_Records supplied_:
*****

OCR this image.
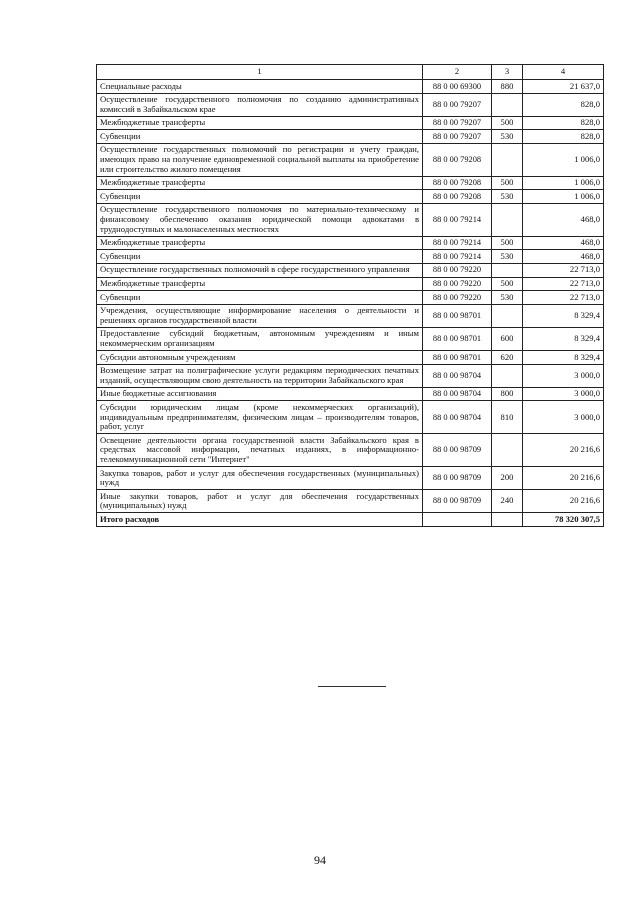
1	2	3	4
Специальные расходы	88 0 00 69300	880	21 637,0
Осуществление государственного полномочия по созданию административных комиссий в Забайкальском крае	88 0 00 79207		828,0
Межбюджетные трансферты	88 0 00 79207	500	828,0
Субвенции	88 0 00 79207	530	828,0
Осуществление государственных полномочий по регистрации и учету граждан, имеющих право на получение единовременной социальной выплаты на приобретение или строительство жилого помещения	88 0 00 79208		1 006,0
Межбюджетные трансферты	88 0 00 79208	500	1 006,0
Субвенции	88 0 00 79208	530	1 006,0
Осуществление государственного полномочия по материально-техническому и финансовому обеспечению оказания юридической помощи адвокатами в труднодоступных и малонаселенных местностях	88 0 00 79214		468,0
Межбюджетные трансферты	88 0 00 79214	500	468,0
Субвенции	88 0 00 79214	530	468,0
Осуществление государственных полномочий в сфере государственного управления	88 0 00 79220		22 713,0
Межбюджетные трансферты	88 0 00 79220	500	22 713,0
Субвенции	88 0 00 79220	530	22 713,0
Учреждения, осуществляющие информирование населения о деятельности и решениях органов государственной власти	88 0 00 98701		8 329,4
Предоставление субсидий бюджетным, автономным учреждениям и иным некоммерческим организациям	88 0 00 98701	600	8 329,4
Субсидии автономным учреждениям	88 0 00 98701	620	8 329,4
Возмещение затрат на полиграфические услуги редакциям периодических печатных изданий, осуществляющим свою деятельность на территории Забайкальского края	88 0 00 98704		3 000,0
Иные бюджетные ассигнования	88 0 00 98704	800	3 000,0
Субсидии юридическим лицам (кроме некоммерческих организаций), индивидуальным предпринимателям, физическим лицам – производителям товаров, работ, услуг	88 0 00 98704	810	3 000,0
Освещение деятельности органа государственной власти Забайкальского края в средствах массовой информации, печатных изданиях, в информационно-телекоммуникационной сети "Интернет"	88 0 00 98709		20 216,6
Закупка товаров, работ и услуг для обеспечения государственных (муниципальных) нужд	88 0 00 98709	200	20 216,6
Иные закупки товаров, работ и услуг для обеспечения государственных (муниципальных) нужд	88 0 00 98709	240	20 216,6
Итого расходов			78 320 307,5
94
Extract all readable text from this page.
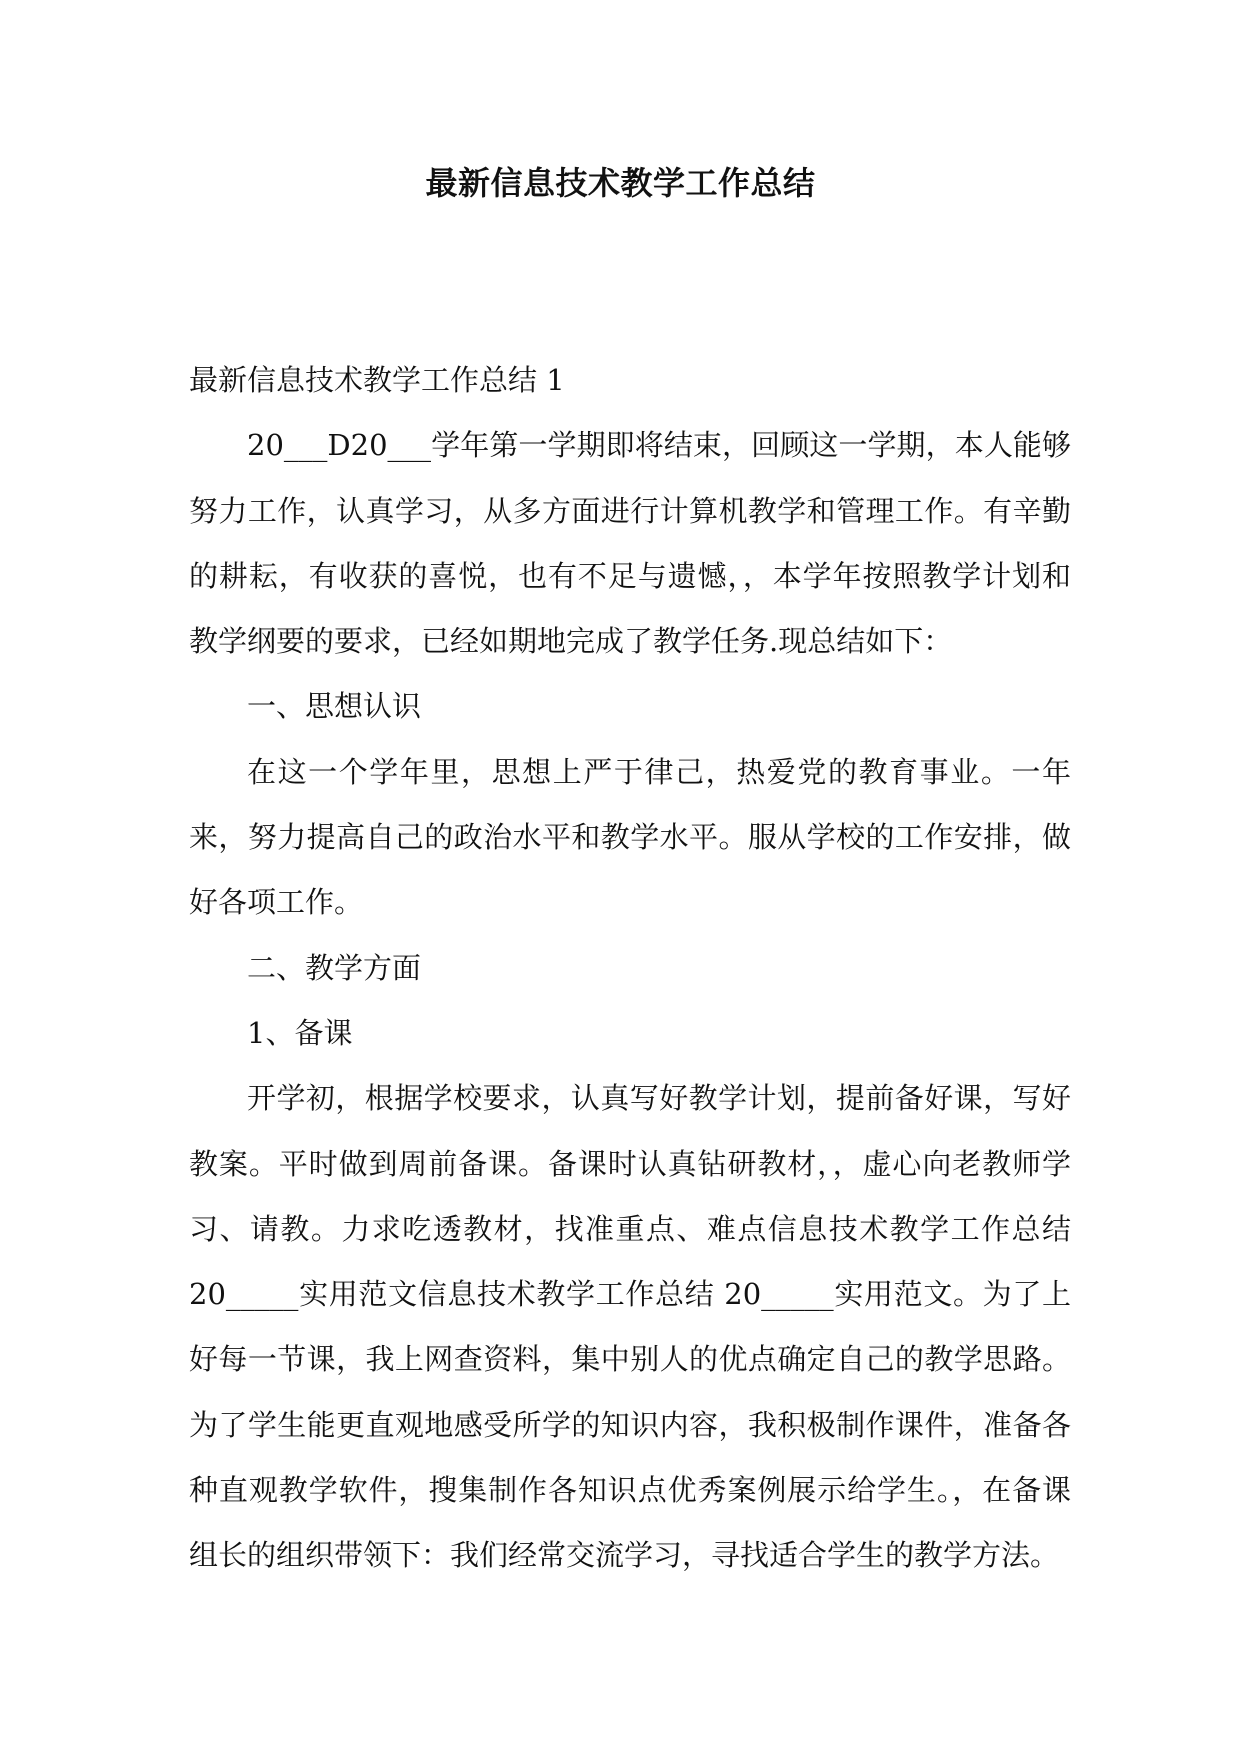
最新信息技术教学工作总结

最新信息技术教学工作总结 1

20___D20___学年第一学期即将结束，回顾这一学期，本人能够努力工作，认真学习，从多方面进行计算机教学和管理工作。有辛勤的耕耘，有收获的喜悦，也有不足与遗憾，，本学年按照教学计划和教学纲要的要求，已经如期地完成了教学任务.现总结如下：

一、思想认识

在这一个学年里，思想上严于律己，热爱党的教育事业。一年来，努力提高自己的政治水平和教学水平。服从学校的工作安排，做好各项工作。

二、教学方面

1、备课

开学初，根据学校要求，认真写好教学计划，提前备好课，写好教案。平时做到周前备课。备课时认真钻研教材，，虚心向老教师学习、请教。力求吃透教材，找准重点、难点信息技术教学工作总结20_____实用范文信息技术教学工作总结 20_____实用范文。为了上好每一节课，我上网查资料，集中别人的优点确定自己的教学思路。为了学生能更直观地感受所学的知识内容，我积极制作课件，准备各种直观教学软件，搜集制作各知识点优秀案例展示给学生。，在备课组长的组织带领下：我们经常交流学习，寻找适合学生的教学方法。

*****

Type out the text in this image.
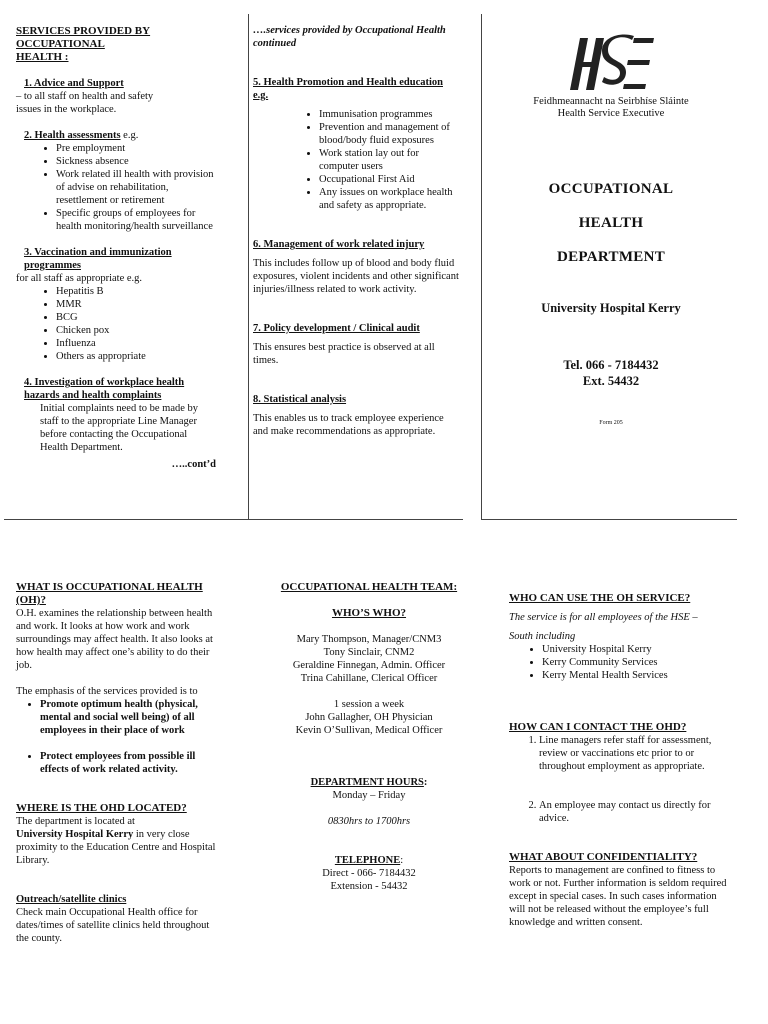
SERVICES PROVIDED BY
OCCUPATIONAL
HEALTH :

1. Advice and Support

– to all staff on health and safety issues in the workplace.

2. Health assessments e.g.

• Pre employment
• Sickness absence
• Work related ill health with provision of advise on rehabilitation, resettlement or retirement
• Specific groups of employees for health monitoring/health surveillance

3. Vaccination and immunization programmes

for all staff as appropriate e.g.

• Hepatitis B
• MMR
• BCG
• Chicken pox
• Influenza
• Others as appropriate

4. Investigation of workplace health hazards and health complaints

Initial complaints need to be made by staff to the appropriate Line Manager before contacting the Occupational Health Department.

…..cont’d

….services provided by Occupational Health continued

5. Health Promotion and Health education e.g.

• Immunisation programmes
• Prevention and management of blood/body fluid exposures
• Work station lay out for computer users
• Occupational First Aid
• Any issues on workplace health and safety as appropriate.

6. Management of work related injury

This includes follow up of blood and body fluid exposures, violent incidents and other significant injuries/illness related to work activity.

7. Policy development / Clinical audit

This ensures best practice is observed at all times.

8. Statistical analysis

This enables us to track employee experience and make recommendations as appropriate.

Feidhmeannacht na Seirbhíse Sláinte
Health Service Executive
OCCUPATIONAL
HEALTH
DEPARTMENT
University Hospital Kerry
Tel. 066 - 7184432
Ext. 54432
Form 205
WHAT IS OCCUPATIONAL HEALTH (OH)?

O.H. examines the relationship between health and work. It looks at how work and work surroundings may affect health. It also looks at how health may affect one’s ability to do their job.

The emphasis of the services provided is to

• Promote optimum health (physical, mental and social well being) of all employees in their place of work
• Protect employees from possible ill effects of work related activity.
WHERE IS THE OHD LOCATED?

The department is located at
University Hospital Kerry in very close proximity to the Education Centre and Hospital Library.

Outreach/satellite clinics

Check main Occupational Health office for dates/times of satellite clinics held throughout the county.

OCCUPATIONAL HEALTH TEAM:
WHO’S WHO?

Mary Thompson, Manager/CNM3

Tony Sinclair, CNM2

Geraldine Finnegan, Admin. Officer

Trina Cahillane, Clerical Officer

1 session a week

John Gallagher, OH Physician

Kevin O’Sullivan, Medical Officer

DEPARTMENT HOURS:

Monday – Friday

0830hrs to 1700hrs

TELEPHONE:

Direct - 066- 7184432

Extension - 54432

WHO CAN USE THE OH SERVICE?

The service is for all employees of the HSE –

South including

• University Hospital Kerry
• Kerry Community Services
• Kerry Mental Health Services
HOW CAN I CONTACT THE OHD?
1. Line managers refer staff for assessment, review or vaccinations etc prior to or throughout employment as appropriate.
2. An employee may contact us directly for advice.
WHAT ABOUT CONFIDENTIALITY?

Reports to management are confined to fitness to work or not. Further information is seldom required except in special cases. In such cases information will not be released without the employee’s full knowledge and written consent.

*****

_Exercise directions_: Take every line from the records above that has the word "Officer" and copy it.

_Solution below_:
Geraldine Finnegan, Admin. Officer
Trina Cahillane, Clerical Officer
Kevin O’Sullivan, Medical Officer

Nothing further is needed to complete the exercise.